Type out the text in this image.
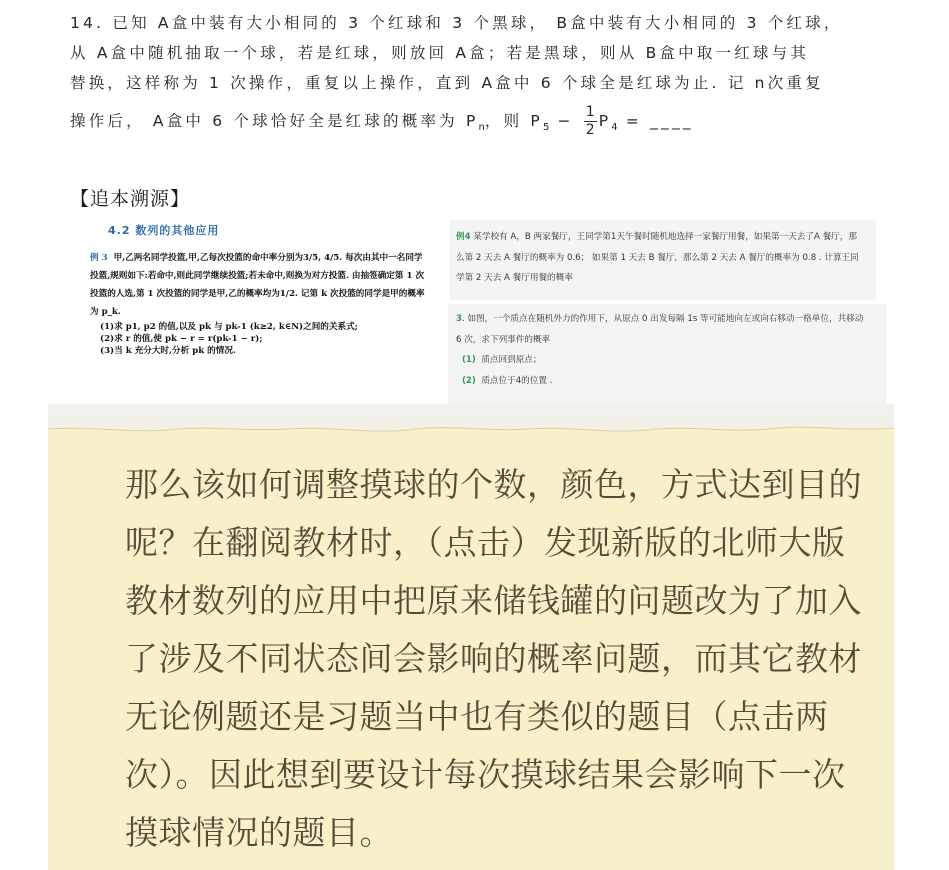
14. 已知 A盒中装有大小相同的 3 个红球和 3 个黑球， B盒中装有大小相同的 3 个红球，
从 A盒中随机抽取一个球，若是红球，则放回 A盒；若是黑球，则从 B盒中取一红球与其
替换，这样称为 1 次操作，重复以上操作，直到 A盒中 6 个球全是红球为止. 记 n次重复
操作后， A盒中 6 个球恰好全是红球的概率为 $P_n$，则 $P_5 - \frac{1}{2} P_4$ = ____
【追本溯源】
4.2 数列的其他应用
例 3 甲,乙两名同学投篮,甲,乙每次投篮的命中率分别为3/5, 4/5. 每次由其中一名同学
投篮,规则如下:若命中,则此同学继续投篮;若未命中,则换为对方投篮. 由抽签确定第 1 次
投篮的人选,第 1 次投篮的同学是甲,乙的概率均为1/2. 记第 k 次投篮的同学是甲的概率
为 p_k.
(1)求 p1, p2 的值,以及 pk 与 pk-1 (k≥2, k∈N)之间的关系式;
(2)求 r 的值,使 pk − r = r(pk-1 − r);
(3)当 k 充分大时,分析 pk 的情况.
例4 某学校有 A，B 两家餐厅，王同学第1天午餐时随机地选择一家餐厅用餐，如果第一天去了A 餐厅，那
么第 2 天去 A 餐厅的概率为 0.6； 如果第 1 天去 B 餐厅，那么第 2 天去 A 餐厅的概率为 0.8 . 计算王同
学第 2 天去 A 餐厅用餐的概率
3. 如图，一个质点在随机外力的作用下，从原点 0 出发每隔 1s 等可能地向左或向右移动一格单位，共移动
6 次，求下列事件的概率
(1) 质点回到原点；
(2) 质点位于4的位置 .
那么该如何调整摸球的个数，颜色，方式达到目的
呢？在翻阅教材时，（点击）发现新版的北师大版
教材数列的应用中把原来储钱罐的问题改为了加入
了涉及不同状态间会影响的概率问题，而其它教材
无论例题还是习题当中也有类似的题目（点击两
次）。因此想到要设计每次摸球结果会影响下一次
摸球情况的题目。
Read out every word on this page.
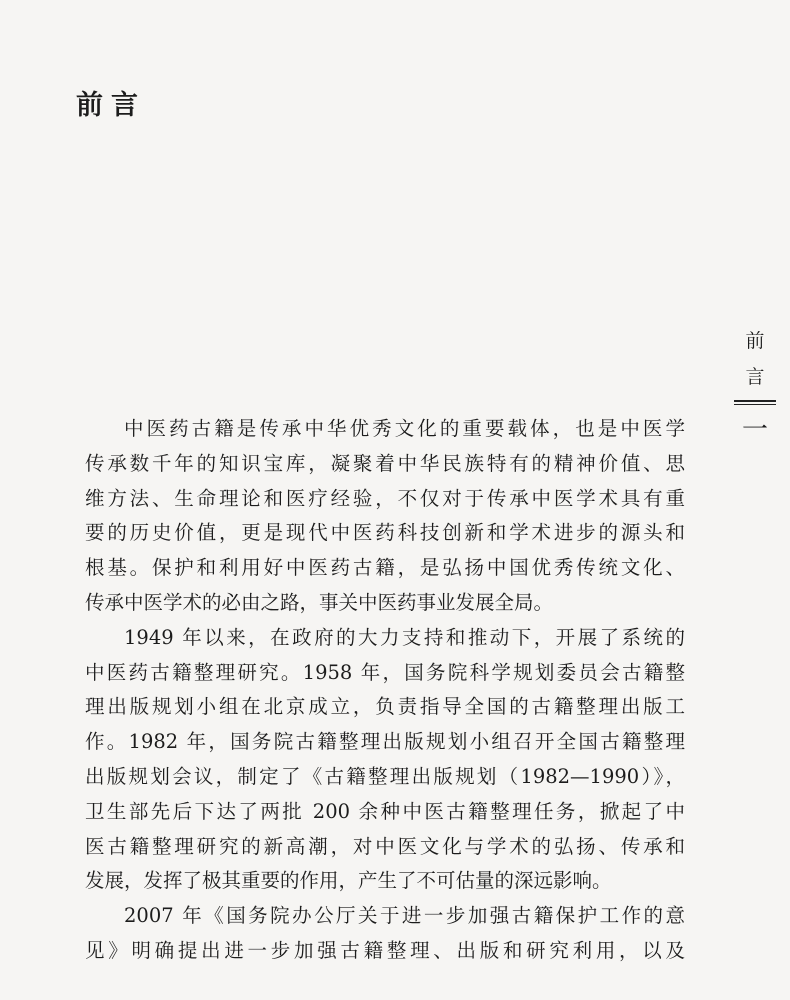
前言
前
言
一
中医药古籍是传承中华优秀文化的重要载体，也是中医学
传承数千年的知识宝库，凝聚着中华民族特有的精神价值、思
维方法、生命理论和医疗经验，不仅对于传承中医学术具有重
要的历史价值，更是现代中医药科技创新和学术进步的源头和
根基。保护和利用好中医药古籍，是弘扬中国优秀传统文化、
传承中医学术的必由之路，事关中医药事业发展全局。
1949 年以来，在政府的大力支持和推动下，开展了系统的
中医药古籍整理研究。1958 年，国务院科学规划委员会古籍整
理出版规划小组在北京成立，负责指导全国的古籍整理出版工
作。1982 年，国务院古籍整理出版规划小组召开全国古籍整理
出版规划会议，制定了《古籍整理出版规划（1982—1990）》，
卫生部先后下达了两批 200 余种中医古籍整理任务，掀起了中
医古籍整理研究的新高潮，对中医文化与学术的弘扬、传承和
发展，发挥了极其重要的作用，产生了不可估量的深远影响。
2007 年《国务院办公厅关于进一步加强古籍保护工作的意
见》明确提出进一步加强古籍整理、出版和研究利用，以及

==*==

- _Request_: Print all the records again exactly; do not include any picture.

- _Problem solution_:
Type out the text in this image.
14. 已知 A盒中装有大小相同的 3 个红球和 3 个黑球， B盒中装有大小相同的 3 个红球，
从 A盒中随机抽取一个球，若是红球，则放回 A盒；若是黑球，则从 B盒中取一红球与其
替换，这样称为 1 次操作，重复以上操作，直到 A盒中 6 个球全是红球为止. 记 n次重复
操作后， A盒中 6 个球恰好全是红球的概率为 $P_n$，则 $P_5 - \frac{1}{2} P_4$ = ____
【追本溯源】
4.2 数列的其他应用
例 3 甲,乙两名同学投篮,甲,乙每次投篮的命中率分别为3/5, 4/5. 每次由其中一名同学
投篮,规则如下:若命中,则此同学继续投篮;若未命中,则换为对方投篮. 由抽签确定第 1 次
投篮的人选,第 1 次投篮的同学是甲,乙的概率均为1/2. 记第 k 次投篮的同学是甲的概率
为 p_k.
(1)求 p1, p2 的值,以及 pk 与 pk-1 (k≥2, k∈N)之间的关系式;
(2)求 r 的值,使 pk − r = r(pk-1 − r);
(3)当 k 充分大时,分析 pk 的情况.
例4 某学校有 A，B 两家餐厅，王同学第1天午餐时随机地选择一家餐厅用餐，如果第一天去了A 餐厅，那
么第 2 天去 A 餐厅的概率为 0.6； 如果第 1 天去 B 餐厅，那么第 2 天去 A 餐厅的概率为 0.8 . 计算王同
学第 2 天去 A 餐厅用餐的概率
3. 如图，一个质点在随机外力的作用下，从原点 0 出发每隔 1s 等可能地向左或向右移动一格单位，共移动
6 次，求下列事件的概率
(1) 质点回到原点；
(2) 质点位于4的位置 .
那么该如何调整摸球的个数，颜色，方式达到目的
呢？在翻阅教材时，（点击）发现新版的北师大版
教材数列的应用中把原来储钱罐的问题改为了加入
了涉及不同状态间会影响的概率问题，而其它教材
无论例题还是习题当中也有类似的题目（点击两
次）。因此想到要设计每次摸球结果会影响下一次
摸球情况的题目。
Read out every word on this page.
前言
前
言
一
中医药古籍是传承中华优秀文化的重要载体，也是中医学
传承数千年的知识宝库，凝聚着中华民族特有的精神价值、思
维方法、生命理论和医疗经验，不仅对于传承中医学术具有重
要的历史价值，更是现代中医药科技创新和学术进步的源头和
根基。保护和利用好中医药古籍，是弘扬中国优秀传统文化、
传承中医学术的必由之路，事关中医药事业发展全局。
1949 年以来，在政府的大力支持和推动下，开展了系统的
中医药古籍整理研究。1958 年，国务院科学规划委员会古籍整
理出版规划小组在北京成立，负责指导全国的古籍整理出版工
作。1982 年，国务院古籍整理出版规划小组召开全国古籍整理
出版规划会议，制定了《古籍整理出版规划（1982—1990）》，
卫生部先后下达了两批 200 余种中医古籍整理任务，掀起了中
医古籍整理研究的新高潮，对中医文化与学术的弘扬、传承和
发展，发挥了极其重要的作用，产生了不可估量的深远影响。
2007 年《国务院办公厅关于进一步加强古籍保护工作的意
见》明确提出进一步加强古籍整理、出版和研究利用，以及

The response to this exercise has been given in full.